● Exercise directions:
Repeat the material exactly, leaving nothing out.

◇ ◇ ◇ ◇

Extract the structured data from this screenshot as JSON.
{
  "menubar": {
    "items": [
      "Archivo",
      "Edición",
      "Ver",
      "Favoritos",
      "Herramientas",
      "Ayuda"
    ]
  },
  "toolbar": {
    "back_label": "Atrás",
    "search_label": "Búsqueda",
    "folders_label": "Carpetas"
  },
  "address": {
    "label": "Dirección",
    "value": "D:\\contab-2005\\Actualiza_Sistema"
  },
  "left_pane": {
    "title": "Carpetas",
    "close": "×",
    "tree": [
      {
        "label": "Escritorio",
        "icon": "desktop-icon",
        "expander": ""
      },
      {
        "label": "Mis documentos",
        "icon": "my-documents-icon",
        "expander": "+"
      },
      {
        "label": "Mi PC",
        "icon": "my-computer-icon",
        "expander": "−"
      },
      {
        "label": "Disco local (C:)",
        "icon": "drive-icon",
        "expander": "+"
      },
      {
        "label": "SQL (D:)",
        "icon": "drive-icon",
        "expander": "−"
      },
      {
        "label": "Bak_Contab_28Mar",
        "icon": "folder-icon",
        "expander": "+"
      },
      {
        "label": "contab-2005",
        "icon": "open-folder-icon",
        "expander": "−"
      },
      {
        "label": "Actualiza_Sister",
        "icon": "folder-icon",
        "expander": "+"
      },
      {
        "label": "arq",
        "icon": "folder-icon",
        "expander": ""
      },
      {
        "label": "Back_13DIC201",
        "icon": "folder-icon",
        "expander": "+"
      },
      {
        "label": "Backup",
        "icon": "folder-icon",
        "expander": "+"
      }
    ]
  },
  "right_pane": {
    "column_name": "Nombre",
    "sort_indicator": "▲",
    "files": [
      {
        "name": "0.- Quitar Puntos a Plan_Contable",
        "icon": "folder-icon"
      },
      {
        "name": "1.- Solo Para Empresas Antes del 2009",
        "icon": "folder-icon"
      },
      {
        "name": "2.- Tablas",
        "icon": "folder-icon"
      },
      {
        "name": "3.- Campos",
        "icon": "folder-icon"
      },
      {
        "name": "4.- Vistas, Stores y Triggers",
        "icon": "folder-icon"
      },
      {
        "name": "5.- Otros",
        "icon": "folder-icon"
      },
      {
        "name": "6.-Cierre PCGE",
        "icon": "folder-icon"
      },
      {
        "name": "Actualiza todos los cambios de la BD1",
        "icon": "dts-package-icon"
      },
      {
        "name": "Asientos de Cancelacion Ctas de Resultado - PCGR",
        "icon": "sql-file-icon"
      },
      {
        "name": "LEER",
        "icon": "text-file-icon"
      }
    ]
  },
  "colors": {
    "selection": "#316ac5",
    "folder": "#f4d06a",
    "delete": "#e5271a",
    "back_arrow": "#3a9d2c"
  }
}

◇ ◇ ◇ ◇

● Task solution:
Extract the structured data from this screenshot as JSON.
{
  "menubar": {
    "items": [
      "Archivo",
      "Edición",
      "Ver",
      "Favoritos",
      "Herramientas",
      "Ayuda"
    ]
  },
  "toolbar": {
    "back_label": "Atrás",
    "search_label": "Búsqueda",
    "folders_label": "Carpetas"
  },
  "address": {
    "label": "Dirección",
    "value": "D:\\contab-2005\\Actualiza_Sistema"
  },
  "left_pane": {
    "title": "Carpetas",
    "close": "×",
    "tree": [
      {
        "label": "Escritorio",
        "icon": "desktop-icon",
        "expander": ""
      },
      {
        "label": "Mis documentos",
        "icon": "my-documents-icon",
        "expander": "+"
      },
      {
        "label": "Mi PC",
        "icon": "my-computer-icon",
        "expander": "−"
      },
      {
        "label": "Disco local (C:)",
        "icon": "drive-icon",
        "expander": "+"
      },
      {
        "label": "SQL (D:)",
        "icon": "drive-icon",
        "expander": "−"
      },
      {
        "label": "Bak_Contab_28Mar",
        "icon": "folder-icon",
        "expander": "+"
      },
      {
        "label": "contab-2005",
        "icon": "open-folder-icon",
        "expander": "−"
      },
      {
        "label": "Actualiza_Sister",
        "icon": "folder-icon",
        "expander": "+"
      },
      {
        "label": "arq",
        "icon": "folder-icon",
        "expander": ""
      },
      {
        "label": "Back_13DIC201",
        "icon": "folder-icon",
        "expander": "+"
      },
      {
        "label": "Backup",
        "icon": "folder-icon",
        "expander": "+"
      }
    ]
  },
  "right_pane": {
    "column_name": "Nombre",
    "sort_indicator": "▲",
    "files": [
      {
        "name": "0.- Quitar Puntos a Plan_Contable",
        "icon": "folder-icon"
      },
      {
        "name": "1.- Solo Para Empresas Antes del 2009",
        "icon": "folder-icon"
      },
      {
        "name": "2.- Tablas",
        "icon": "folder-icon"
      },
      {
        "name": "3.- Campos",
        "icon": "folder-icon"
      },
      {
        "name": "4.- Vistas, Stores y Triggers",
        "icon": "folder-icon"
      },
      {
        "name": "5.- Otros",
        "icon": "folder-icon"
      },
      {
        "name": "6.-Cierre PCGE",
        "icon": "folder-icon"
      },
      {
        "name": "Actualiza todos los cambios de la BD1",
        "icon": "dts-package-icon"
      },
      {
        "name": "Asientos de Cancelacion Ctas de Resultado - PCGR",
        "icon": "sql-file-icon"
      },
      {
        "name": "LEER",
        "icon": "text-file-icon"
      }
    ]
  },
  "colors": {
    "selection": "#316ac5",
    "folder": "#f4d06a",
    "delete": "#e5271a",
    "back_arrow": "#3a9d2c"
  }
}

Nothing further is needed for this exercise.